**REQUIRED WORK**:
Select and copy out every line in the records containing "backlight".

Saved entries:
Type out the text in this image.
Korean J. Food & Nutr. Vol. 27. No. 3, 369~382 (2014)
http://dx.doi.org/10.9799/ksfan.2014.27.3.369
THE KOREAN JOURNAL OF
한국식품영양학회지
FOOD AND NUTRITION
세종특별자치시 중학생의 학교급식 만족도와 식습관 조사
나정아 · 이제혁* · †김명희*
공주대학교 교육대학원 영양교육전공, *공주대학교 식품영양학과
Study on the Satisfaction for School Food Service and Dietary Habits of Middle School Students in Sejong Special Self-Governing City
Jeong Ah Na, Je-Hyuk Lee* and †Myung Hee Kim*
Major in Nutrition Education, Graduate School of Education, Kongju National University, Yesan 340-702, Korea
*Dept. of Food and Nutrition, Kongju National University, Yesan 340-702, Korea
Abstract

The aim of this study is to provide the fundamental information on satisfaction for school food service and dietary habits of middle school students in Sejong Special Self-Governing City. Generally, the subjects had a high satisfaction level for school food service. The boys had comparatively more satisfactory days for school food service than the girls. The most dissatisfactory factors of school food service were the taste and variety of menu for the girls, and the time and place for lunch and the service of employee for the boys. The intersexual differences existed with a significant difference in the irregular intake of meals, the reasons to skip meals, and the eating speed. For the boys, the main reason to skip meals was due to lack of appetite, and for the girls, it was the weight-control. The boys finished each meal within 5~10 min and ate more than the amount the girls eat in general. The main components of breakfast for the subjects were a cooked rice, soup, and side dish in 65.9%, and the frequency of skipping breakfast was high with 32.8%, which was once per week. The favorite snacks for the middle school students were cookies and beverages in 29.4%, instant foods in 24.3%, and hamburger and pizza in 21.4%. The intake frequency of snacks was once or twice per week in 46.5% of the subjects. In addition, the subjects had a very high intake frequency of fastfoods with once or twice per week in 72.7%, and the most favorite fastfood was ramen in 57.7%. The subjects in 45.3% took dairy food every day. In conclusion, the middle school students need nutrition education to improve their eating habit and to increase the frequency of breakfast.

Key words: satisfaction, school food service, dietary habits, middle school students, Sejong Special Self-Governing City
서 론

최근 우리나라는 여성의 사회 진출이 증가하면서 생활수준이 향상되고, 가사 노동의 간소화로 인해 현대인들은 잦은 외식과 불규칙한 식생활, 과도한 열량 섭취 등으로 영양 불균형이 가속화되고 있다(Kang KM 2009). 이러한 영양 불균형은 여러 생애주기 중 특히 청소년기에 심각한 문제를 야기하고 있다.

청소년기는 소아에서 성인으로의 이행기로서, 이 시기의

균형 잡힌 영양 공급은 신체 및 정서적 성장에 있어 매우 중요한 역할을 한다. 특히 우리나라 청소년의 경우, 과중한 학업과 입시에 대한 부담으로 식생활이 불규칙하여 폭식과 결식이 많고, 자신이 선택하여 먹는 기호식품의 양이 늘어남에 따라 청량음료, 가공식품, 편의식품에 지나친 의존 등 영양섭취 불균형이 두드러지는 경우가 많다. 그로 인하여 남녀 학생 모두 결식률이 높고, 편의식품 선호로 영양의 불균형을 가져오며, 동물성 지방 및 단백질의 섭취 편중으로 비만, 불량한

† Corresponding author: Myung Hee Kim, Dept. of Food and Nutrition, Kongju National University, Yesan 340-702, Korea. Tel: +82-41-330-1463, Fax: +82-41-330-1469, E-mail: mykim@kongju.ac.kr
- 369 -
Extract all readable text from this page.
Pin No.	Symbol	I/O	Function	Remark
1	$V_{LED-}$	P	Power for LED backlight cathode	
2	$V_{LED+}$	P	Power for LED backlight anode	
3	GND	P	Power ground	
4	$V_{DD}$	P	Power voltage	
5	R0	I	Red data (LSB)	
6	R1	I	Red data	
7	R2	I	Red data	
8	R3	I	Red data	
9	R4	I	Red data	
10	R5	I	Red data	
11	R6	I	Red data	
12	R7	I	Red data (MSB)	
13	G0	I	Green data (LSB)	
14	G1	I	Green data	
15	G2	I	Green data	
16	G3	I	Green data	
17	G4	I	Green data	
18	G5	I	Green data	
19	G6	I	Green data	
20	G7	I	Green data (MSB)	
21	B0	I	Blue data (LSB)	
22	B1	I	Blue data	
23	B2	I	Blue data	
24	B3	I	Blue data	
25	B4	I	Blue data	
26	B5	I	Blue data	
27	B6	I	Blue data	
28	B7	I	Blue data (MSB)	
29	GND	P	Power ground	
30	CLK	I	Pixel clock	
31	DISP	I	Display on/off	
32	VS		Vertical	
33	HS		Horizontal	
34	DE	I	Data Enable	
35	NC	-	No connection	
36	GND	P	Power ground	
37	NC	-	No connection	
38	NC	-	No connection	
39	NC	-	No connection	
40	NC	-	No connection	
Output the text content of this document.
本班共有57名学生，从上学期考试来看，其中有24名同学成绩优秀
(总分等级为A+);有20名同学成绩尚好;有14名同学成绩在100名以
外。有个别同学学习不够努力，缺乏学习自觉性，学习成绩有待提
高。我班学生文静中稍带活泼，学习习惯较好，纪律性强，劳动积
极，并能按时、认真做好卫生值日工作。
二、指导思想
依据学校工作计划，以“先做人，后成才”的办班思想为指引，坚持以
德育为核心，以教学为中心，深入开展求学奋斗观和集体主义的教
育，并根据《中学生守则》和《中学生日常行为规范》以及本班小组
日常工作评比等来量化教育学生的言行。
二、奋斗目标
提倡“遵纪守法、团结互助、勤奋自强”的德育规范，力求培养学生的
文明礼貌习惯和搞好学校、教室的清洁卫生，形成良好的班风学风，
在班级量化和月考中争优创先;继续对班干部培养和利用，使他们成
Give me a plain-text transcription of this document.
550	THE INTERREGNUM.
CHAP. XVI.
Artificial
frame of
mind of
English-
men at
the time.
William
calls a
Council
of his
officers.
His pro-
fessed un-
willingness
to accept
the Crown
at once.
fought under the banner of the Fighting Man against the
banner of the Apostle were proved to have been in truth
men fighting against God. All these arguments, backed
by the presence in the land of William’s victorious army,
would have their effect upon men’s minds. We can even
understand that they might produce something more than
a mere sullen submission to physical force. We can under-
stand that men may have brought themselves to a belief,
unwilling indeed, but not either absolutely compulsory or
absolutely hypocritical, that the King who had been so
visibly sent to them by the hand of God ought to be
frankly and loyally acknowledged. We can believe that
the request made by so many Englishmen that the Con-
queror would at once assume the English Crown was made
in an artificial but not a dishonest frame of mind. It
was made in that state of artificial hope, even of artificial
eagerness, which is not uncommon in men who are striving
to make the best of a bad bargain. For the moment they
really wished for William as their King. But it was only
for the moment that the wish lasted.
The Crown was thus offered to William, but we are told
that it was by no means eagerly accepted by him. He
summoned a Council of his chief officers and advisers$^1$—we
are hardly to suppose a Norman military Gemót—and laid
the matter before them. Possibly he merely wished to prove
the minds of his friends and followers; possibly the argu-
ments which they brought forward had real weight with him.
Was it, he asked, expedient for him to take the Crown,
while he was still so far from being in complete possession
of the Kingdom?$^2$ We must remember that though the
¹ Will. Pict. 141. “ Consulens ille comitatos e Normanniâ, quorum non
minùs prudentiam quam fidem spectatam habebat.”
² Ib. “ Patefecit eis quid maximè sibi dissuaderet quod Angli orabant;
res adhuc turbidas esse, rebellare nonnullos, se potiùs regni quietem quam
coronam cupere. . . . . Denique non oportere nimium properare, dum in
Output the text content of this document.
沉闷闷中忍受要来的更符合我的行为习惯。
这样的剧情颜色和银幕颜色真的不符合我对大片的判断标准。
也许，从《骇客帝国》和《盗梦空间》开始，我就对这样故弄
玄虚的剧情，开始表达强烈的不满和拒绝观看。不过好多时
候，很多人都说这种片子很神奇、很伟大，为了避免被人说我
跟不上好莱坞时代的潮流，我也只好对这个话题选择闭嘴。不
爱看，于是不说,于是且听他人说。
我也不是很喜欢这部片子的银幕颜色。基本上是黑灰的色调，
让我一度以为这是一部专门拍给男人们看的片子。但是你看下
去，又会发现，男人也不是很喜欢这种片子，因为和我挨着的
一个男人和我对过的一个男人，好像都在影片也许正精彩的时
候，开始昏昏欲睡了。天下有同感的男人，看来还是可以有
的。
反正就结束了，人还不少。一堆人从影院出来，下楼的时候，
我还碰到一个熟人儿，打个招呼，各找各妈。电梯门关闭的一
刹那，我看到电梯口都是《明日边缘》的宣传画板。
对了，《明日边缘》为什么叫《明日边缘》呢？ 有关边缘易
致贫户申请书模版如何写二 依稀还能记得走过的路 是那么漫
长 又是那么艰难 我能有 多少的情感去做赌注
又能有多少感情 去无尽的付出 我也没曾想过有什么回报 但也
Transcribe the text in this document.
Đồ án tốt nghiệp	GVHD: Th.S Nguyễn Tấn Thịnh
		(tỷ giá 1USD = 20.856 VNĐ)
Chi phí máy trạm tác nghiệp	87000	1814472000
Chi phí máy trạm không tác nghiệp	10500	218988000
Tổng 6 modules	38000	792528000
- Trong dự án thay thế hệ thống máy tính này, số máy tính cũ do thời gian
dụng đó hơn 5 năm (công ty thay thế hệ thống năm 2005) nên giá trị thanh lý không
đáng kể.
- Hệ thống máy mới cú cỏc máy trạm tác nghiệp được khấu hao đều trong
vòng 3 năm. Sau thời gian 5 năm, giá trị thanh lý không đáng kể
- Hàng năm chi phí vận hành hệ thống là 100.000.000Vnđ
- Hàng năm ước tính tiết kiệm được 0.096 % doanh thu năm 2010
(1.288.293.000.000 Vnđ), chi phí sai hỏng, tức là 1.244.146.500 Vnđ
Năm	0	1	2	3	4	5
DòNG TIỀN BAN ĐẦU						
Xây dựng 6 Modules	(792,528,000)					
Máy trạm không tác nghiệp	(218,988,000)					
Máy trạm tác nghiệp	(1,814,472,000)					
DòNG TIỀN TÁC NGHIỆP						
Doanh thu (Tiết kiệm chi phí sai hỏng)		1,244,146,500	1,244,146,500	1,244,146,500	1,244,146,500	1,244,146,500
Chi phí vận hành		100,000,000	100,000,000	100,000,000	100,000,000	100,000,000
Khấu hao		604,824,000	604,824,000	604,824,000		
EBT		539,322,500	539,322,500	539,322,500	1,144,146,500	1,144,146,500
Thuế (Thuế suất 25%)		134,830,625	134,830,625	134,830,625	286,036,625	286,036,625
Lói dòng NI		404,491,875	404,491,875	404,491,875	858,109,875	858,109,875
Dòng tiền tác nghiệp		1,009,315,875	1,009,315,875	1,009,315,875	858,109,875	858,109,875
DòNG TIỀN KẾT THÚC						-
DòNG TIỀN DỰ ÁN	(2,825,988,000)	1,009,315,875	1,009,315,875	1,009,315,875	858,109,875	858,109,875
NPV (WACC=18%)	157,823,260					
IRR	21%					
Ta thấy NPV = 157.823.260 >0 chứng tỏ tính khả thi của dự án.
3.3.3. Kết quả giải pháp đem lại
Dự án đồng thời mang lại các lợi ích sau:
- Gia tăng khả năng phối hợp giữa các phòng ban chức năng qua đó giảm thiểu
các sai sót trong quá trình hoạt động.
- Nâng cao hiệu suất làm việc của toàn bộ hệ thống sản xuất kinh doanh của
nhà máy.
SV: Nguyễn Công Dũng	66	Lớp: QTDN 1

**EXERCISE RESPONSE**:
1	$V_{LED-}$	P	Power for LED backlight cathode	
2	$V_{LED+}$	P	Power for LED backlight anode	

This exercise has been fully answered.